**EXERCISE INSTRUCTIONS:** Scan the material for the word "JSON", and copy each line where it shows up.
◇ ◇ ◇ ◇
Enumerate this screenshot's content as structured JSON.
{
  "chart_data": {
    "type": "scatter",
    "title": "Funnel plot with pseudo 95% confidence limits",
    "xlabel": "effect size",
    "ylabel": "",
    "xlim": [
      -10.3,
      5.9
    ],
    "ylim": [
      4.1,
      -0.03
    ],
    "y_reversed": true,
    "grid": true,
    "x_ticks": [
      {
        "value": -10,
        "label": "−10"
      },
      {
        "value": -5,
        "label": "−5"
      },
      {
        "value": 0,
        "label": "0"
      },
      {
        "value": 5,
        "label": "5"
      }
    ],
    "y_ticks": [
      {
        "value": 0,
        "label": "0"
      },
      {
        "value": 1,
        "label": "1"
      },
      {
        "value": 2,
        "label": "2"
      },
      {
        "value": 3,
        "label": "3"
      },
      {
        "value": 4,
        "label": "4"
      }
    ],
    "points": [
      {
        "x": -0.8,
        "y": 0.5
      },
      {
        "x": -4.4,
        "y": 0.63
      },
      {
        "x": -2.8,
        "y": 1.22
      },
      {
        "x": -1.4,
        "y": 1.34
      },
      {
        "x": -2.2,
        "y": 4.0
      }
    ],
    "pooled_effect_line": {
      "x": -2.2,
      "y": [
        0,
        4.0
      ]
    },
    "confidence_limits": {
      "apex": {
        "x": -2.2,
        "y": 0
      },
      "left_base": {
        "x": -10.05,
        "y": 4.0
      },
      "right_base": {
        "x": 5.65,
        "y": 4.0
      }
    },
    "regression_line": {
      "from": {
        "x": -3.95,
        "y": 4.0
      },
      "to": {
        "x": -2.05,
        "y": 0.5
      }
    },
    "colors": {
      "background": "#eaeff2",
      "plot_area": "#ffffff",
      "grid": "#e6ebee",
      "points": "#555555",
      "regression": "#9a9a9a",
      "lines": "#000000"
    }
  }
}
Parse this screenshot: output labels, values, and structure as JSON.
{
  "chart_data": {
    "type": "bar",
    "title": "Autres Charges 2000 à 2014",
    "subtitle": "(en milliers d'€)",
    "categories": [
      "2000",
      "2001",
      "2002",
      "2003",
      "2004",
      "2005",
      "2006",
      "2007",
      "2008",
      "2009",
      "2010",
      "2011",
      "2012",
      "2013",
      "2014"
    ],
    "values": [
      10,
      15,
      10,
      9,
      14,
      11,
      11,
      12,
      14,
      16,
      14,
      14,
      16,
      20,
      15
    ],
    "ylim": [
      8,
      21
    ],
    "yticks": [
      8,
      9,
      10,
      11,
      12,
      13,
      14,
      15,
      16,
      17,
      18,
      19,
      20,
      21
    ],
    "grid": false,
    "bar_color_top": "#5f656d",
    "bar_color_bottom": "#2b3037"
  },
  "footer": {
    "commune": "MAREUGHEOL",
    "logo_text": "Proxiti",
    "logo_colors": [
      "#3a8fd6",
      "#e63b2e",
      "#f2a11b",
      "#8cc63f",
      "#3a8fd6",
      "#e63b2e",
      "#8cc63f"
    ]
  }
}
◇ ◇ ◇ ◇
**FINISHED TASK:**
Enumerate this screenshot's content as structured JSON.
Parse this screenshot: output labels, values, and structure as JSON.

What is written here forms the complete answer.